● **Selected passage**:
▬▬▬▬▬▬
Here we load the values needed and multiply them accordingly and then after we get the final offset that is stored into %21, we load the array into %22 and thanks to the getelementptr inbounds instruction we receive the pointer to the element that is pointed by the array plus the offset, after we get this pointer we access it thanks to the load instruction and then print it.
▬▬▬▬▬▬
● **What to produce**: In the passage on array element access, which instruction yields the pointer to the element at the array plus the offset?

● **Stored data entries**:
▬▬▬▬▬▬
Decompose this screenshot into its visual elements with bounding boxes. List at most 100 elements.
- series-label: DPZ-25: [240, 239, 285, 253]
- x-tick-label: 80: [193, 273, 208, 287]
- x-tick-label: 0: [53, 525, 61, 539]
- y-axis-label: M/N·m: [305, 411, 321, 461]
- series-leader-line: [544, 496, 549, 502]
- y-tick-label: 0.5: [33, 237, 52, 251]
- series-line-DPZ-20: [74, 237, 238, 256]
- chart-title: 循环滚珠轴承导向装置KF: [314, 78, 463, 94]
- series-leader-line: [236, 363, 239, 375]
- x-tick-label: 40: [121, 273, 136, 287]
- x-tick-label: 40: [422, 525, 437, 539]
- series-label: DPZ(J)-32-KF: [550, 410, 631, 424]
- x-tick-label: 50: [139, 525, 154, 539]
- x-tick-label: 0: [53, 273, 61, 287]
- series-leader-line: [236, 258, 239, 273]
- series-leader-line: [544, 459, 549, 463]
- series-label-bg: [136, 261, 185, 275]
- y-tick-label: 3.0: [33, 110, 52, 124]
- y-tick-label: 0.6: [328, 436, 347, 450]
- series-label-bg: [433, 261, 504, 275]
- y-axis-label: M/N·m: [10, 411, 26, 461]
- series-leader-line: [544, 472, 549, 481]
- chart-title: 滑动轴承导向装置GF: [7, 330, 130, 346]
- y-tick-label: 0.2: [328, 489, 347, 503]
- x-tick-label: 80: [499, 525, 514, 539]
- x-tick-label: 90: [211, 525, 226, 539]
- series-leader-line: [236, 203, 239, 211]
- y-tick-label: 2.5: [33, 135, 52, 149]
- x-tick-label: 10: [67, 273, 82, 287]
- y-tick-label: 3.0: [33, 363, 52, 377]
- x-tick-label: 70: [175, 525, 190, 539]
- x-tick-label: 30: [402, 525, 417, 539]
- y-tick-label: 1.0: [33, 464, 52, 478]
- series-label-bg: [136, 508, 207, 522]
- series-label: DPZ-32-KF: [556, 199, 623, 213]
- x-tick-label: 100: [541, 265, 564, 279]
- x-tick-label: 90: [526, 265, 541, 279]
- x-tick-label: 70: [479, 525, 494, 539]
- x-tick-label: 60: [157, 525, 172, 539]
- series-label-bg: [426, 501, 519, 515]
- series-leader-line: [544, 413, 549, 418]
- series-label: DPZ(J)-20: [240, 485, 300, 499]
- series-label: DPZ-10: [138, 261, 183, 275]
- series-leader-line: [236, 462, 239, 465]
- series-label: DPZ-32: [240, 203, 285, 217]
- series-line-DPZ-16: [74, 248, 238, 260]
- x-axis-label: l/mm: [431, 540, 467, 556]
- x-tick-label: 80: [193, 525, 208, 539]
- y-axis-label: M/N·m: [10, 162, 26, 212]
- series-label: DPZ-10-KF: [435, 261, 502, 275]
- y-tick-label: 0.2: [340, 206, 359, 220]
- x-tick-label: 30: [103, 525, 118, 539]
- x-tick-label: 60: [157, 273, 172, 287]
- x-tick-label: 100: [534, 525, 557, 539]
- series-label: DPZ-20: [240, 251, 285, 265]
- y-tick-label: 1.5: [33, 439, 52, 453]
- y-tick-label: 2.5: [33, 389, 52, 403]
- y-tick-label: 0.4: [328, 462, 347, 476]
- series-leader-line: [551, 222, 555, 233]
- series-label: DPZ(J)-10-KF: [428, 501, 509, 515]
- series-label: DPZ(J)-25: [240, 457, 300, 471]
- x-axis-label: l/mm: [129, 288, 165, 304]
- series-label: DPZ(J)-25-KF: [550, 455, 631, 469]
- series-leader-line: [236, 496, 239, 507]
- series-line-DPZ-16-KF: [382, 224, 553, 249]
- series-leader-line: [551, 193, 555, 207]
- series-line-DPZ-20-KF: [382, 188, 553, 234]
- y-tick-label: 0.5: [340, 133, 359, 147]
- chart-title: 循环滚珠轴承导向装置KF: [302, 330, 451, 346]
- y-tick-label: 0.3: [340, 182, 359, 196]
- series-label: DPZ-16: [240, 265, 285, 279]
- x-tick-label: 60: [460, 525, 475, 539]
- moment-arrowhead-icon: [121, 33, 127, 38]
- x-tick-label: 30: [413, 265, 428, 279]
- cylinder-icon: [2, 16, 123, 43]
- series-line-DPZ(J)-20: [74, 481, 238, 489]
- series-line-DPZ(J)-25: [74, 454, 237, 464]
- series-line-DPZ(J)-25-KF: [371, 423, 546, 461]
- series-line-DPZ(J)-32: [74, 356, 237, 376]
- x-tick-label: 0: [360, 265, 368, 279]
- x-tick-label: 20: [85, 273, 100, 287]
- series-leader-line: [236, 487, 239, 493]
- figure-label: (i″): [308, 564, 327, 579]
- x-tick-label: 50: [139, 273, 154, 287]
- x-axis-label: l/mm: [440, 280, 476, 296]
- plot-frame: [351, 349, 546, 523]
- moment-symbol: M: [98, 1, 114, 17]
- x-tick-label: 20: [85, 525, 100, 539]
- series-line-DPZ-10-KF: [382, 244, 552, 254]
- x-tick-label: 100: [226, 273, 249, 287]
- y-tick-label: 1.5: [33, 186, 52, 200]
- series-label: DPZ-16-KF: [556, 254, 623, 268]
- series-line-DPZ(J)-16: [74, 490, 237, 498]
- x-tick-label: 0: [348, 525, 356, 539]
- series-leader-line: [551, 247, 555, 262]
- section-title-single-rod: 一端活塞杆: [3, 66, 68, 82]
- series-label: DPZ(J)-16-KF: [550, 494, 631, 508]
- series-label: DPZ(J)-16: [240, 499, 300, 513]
▬▬▬▬▬▬
● **Output**: The getelementptr inbounds instruction.